• WORK INSTRUCTIONS:
Write out every line of the material exactly as it appears.

• RECORDS TO USE:
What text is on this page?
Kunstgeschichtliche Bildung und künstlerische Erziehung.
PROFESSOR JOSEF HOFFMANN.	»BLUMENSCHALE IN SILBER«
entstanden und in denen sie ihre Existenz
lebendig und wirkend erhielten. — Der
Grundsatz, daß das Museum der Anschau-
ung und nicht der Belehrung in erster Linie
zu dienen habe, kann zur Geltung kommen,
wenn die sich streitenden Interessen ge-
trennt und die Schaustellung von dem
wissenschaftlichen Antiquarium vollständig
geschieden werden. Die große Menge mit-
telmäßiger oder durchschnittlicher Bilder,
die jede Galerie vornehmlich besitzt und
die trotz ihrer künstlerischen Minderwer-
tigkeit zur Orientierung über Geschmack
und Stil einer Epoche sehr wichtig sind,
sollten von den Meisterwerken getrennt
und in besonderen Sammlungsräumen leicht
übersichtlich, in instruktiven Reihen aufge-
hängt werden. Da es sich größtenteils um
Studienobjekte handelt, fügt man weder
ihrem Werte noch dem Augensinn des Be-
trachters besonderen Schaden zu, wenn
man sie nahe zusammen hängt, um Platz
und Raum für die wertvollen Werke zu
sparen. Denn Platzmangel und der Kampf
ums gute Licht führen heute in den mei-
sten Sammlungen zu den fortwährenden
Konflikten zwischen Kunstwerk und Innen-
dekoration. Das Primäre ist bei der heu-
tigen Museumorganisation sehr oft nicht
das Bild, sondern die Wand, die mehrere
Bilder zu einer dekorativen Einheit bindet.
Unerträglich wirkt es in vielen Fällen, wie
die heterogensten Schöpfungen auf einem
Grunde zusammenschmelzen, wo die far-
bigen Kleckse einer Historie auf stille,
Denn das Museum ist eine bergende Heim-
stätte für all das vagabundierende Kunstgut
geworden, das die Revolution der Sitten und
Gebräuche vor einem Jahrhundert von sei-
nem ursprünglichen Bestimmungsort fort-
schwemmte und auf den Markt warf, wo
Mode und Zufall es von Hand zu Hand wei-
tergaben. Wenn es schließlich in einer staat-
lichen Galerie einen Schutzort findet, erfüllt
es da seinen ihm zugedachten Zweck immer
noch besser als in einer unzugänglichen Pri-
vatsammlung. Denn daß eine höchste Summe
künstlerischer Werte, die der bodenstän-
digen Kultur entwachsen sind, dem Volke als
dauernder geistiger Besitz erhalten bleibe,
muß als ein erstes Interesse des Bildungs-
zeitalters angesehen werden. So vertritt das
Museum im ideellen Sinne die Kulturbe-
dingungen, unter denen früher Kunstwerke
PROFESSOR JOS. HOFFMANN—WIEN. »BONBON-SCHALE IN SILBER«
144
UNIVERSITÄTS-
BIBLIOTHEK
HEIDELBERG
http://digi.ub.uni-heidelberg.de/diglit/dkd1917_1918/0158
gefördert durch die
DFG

• OUTPUT BELOW:
What text is on this page?
Kunstgeschichtliche Bildung und künstlerische Erziehung.
PROFESSOR JOSEF HOFFMANN.	»BLUMENSCHALE IN SILBER«
entstanden und in denen sie ihre Existenz
lebendig und wirkend erhielten. — Der
Grundsatz, daß das Museum der Anschau-
ung und nicht der Belehrung in erster Linie
zu dienen habe, kann zur Geltung kommen,
wenn die sich streitenden Interessen ge-
trennt und die Schaustellung von dem
wissenschaftlichen Antiquarium vollständig
geschieden werden. Die große Menge mit-
telmäßiger oder durchschnittlicher Bilder,
die jede Galerie vornehmlich besitzt und
die trotz ihrer künstlerischen Minderwer-
tigkeit zur Orientierung über Geschmack
und Stil einer Epoche sehr wichtig sind,
sollten von den Meisterwerken getrennt
und in besonderen Sammlungsräumen leicht
übersichtlich, in instruktiven Reihen aufge-
hängt werden. Da es sich größtenteils um
Studienobjekte handelt, fügt man weder
ihrem Werte noch dem Augensinn des Be-
trachters besonderen Schaden zu, wenn
man sie nahe zusammen hängt, um Platz
und Raum für die wertvollen Werke zu
sparen. Denn Platzmangel und der Kampf
ums gute Licht führen heute in den mei-
sten Sammlungen zu den fortwährenden
Konflikten zwischen Kunstwerk und Innen-
dekoration. Das Primäre ist bei der heu-
tigen Museumorganisation sehr oft nicht
das Bild, sondern die Wand, die mehrere
Bilder zu einer dekorativen Einheit bindet.
Unerträglich wirkt es in vielen Fällen, wie
die heterogensten Schöpfungen auf einem
Grunde zusammenschmelzen, wo die far-
bigen Kleckse einer Historie auf stille,
Denn das Museum ist eine bergende Heim-
stätte für all das vagabundierende Kunstgut
geworden, das die Revolution der Sitten und
Gebräuche vor einem Jahrhundert von sei-
nem ursprünglichen Bestimmungsort fort-
schwemmte und auf den Markt warf, wo
Mode und Zufall es von Hand zu Hand wei-
tergaben. Wenn es schließlich in einer staat-
lichen Galerie einen Schutzort findet, erfüllt
es da seinen ihm zugedachten Zweck immer
noch besser als in einer unzugänglichen Pri-
vatsammlung. Denn daß eine höchste Summe
künstlerischer Werte, die der bodenstän-
digen Kultur entwachsen sind, dem Volke als
dauernder geistiger Besitz erhalten bleibe,
muß als ein erstes Interesse des Bildungs-
zeitalters angesehen werden. So vertritt das
Museum im ideellen Sinne die Kulturbe-
dingungen, unter denen früher Kunstwerke
PROFESSOR JOS. HOFFMANN—WIEN. »BONBON-SCHALE IN SILBER«
144
UNIVERSITÄTS-
BIBLIOTHEK
HEIDELBERG
http://digi.ub.uni-heidelberg.de/diglit/dkd1917_1918/0158
gefördert durch die
DFG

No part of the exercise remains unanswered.